**练习目标:** 把下方数据中从含有“series-line [16, 69, 941, 658]”的那一行到含有“x-tick-label: 2023 [506, 725, 539, 742]”的那一行（两端都算在内）转成 Markdown 表格，列名用“序号”和“内容”，空行略去。

(视觉布局数据)
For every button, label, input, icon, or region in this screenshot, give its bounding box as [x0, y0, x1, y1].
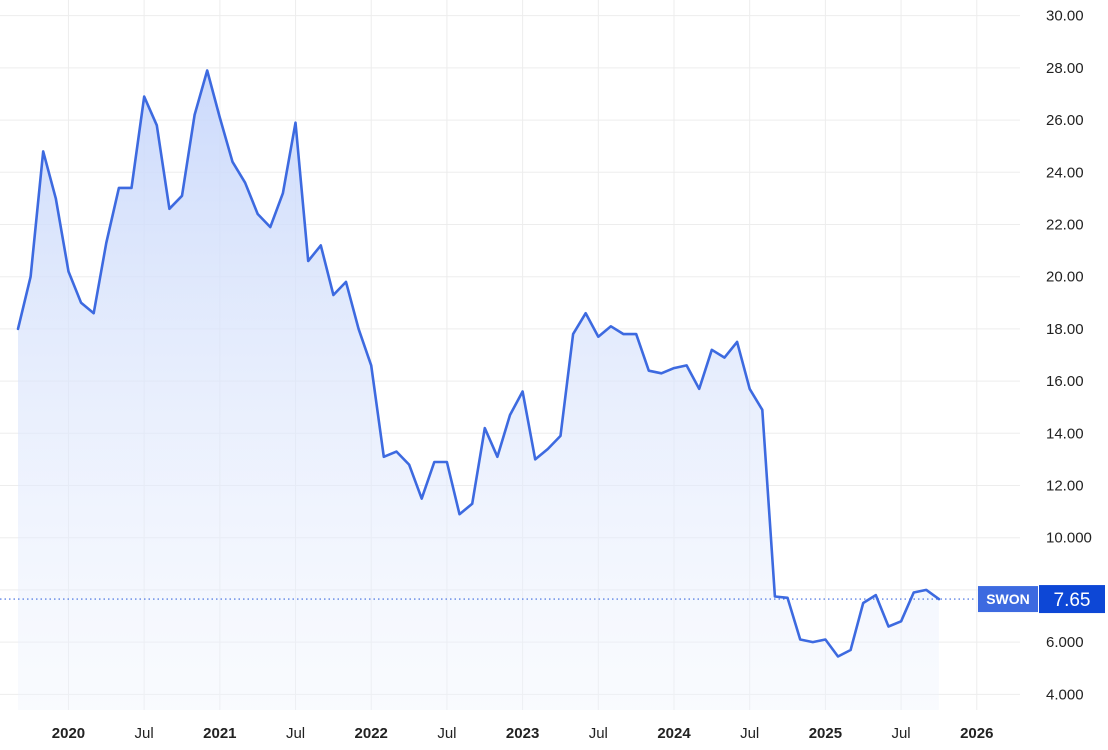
series-line [16, 69, 941, 658]
price-tag-value: 7.65 [1054, 590, 1091, 611]
x-tick-label: Jul [589, 725, 608, 742]
y-tick-label: 28.00 [1046, 60, 1084, 77]
y-tick-label: 10.000 [1046, 530, 1092, 547]
y-tick-label: 24.00 [1046, 164, 1084, 181]
data-points [17, 70, 939, 657]
y-tick-label: 26.00 [1046, 112, 1084, 129]
x-tick-label: 2022 [355, 725, 388, 742]
x-axis: 2020 Jul 2021 Jul 2022 Jul 2023 Jul 2024 Jul 2025 J… [52, 725, 994, 742]
y-tick-label: 30.00 [1046, 8, 1084, 25]
y-tick-label: 4.000 [1046, 686, 1084, 703]
x-tick-label: Jul [740, 725, 759, 742]
x-tick-label: Jul [891, 725, 910, 742]
x-tick-label: Jul [286, 725, 305, 742]
x-tick-label: 2020 [52, 725, 85, 742]
x-tick-label: 2026 [960, 725, 993, 742]
x-tick-label: 2023 [506, 725, 539, 742]
price-line [16, 69, 941, 658]
area-fill [18, 70, 939, 710]
y-tick-label: 20.00 [1046, 269, 1084, 286]
symbol-tag-bg [978, 586, 1038, 613]
x-tick-label: Jul [135, 725, 154, 742]
x-tick-label: 2021 [203, 725, 236, 742]
y-tick-label: 14.00 [1046, 425, 1084, 442]
x-tick-label: Jul [437, 725, 456, 742]
symbol-tag-label: SWON [986, 591, 1030, 607]
x-tick-label: 2025 [809, 725, 842, 742]
price-area [18, 70, 939, 710]
x-tick-label: 2024 [657, 725, 691, 742]
y-tick-label: 22.00 [1046, 216, 1084, 233]
y-tick-label: 12.00 [1046, 478, 1084, 495]
last-price-tag: SWON 7.65 [978, 585, 1105, 614]
y-tick-label: 18.00 [1046, 321, 1084, 338]
y-tick-label: 16.00 [1046, 373, 1084, 390]
y-tick-label: 6.000 [1046, 634, 1084, 651]
price-tag-bg [1039, 585, 1105, 614]
y-axis: 4.000 6.000 10.000 12.00 14.00 16.00 18.00 20.0… [1046, 8, 1092, 704]
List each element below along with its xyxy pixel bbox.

**本题答案:**
| 序号 | 内容 |
|---|---|
| 1 | series-line [16, 69, 941, 658] |
| 2 | price-tag-value: 7.65 [1054, 590, 1091, 611] |
| 3 | x-tick-label: Jul [589, 725, 608, 742] |
| 4 | y-tick-label: 28.00 [1046, 60, 1084, 77] |
| 5 | y-tick-label: 10.000 [1046, 530, 1092, 547] |
| 6 | y-tick-label: 24.00 [1046, 164, 1084, 181] |
| 7 | data-points [17, 70, 939, 657] |
| 8 | y-tick-label: 26.00 [1046, 112, 1084, 129] |
| 9 | x-tick-label: 2022 [355, 725, 388, 742] |
| 10 | x-axis: 2020 Jul 2021 Jul 2022 Jul 2023 Jul 2024 Jul 2025 J… [52, 725, 994, 742] |
| 11 | y-tick-label: 30.00 [1046, 8, 1084, 25] |
| 12 | y-tick-label: 4.000 [1046, 686, 1084, 703] |
| 13 | x-tick-label: Jul [740, 725, 759, 742] |
| 14 | x-tick-label: Jul [891, 725, 910, 742] |
| 15 | x-tick-label: Jul [286, 725, 305, 742] |
| 16 | x-tick-label: 2020 [52, 725, 85, 742] |
| 17 | x-tick-label: 2026 [960, 725, 993, 742] |
| 18 | x-tick-label: 2023 [506, 725, 539, 742] |